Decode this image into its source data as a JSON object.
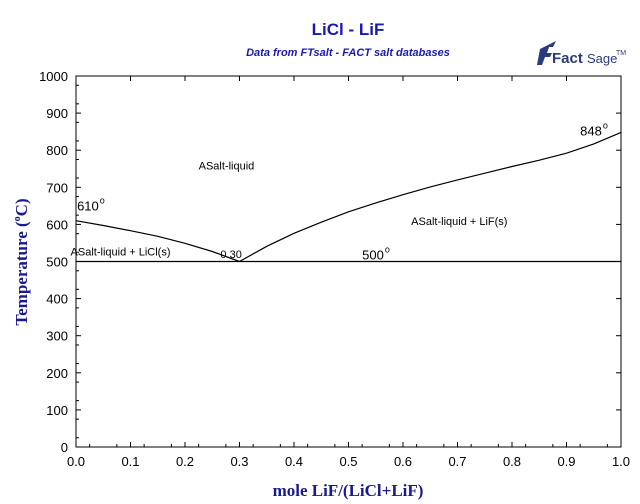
{
  "chart_data": {
    "type": "line",
    "title": "LiCl - LiF",
    "subtitle": "Data from FTsalt - FACT salt databases",
    "xlabel": "mole LiF/(LiCl+LiF)",
    "ylabel": "Temperature (°C)",
    "xlim": [
      0.0,
      1.0
    ],
    "ylim": [
      0,
      1000
    ],
    "x_ticks": [
      "0.0",
      "0.1",
      "0.2",
      "0.3",
      "0.4",
      "0.5",
      "0.6",
      "0.7",
      "0.8",
      "0.9",
      "1.0"
    ],
    "y_ticks": [
      "0",
      "100",
      "200",
      "300",
      "400",
      "500",
      "600",
      "700",
      "800",
      "900",
      "1000"
    ],
    "x_tick_values": [
      0.0,
      0.1,
      0.2,
      0.3,
      0.4,
      0.5,
      0.6,
      0.7,
      0.8,
      0.9,
      1.0
    ],
    "y_tick_values": [
      0,
      100,
      200,
      300,
      400,
      500,
      600,
      700,
      800,
      900,
      1000
    ],
    "series": [
      {
        "name": "LiCl liquidus",
        "x": [
          0.0,
          0.05,
          0.1,
          0.15,
          0.2,
          0.25,
          0.3
        ],
        "y": [
          610,
          597,
          583,
          568,
          549,
          527,
          500
        ]
      },
      {
        "name": "LiF liquidus",
        "x": [
          0.3,
          0.35,
          0.4,
          0.45,
          0.5,
          0.55,
          0.6,
          0.65,
          0.7,
          0.75,
          0.8,
          0.85,
          0.9,
          0.95,
          1.0
        ],
        "y": [
          500,
          541,
          576,
          606,
          634,
          658,
          680,
          701,
          720,
          738,
          756,
          773,
          792,
          817,
          848
        ]
      },
      {
        "name": "eutectic",
        "x": [
          0.0,
          1.0
        ],
        "y": [
          500,
          500
        ]
      }
    ],
    "regions": [
      {
        "text": "ASalt-liquid",
        "x": 0.225,
        "y": 748
      },
      {
        "text": "ASalt-liquid + LiF(s)",
        "x": 0.615,
        "y": 598
      },
      {
        "text": "ASalt-liquid + LiCl(s)",
        "x": -0.01,
        "y": 516
      }
    ],
    "annotations": [
      {
        "text": "610",
        "x": 0.002,
        "y": 637
      },
      {
        "text": "848",
        "x": 0.925,
        "y": 840
      },
      {
        "text": "500",
        "x": 0.525,
        "y": 505
      },
      {
        "text": "0.30",
        "x": 0.265,
        "y": 510
      }
    ]
  },
  "header": {
    "title": "LiCl - LiF",
    "subtitle": "Data from FTsalt - FACT salt databases"
  },
  "axes": {
    "x_title": "mole LiF/(LiCl+LiF)",
    "y_title_main": "Temperature (",
    "y_title_unit": "C)",
    "degree_symbol": "o"
  },
  "logo": {
    "brand_main": "Fact",
    "brand_sub": "Sage",
    "trademark": "TM"
  },
  "colors": {
    "title": "#1a1ab0",
    "axis_title": "#1a1a8c",
    "line": "#000000",
    "logo": "#2a3a7c"
  }
}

■ **DIRECTIONS**
Show every line in the entries where the string "ASalt" occurs.

■ **COMPLETE RESPONSE**
        "text": "ASalt-liquid",
        "text": "ASalt-liquid + LiF(s)",
        "text": "ASalt-liquid + LiCl(s)",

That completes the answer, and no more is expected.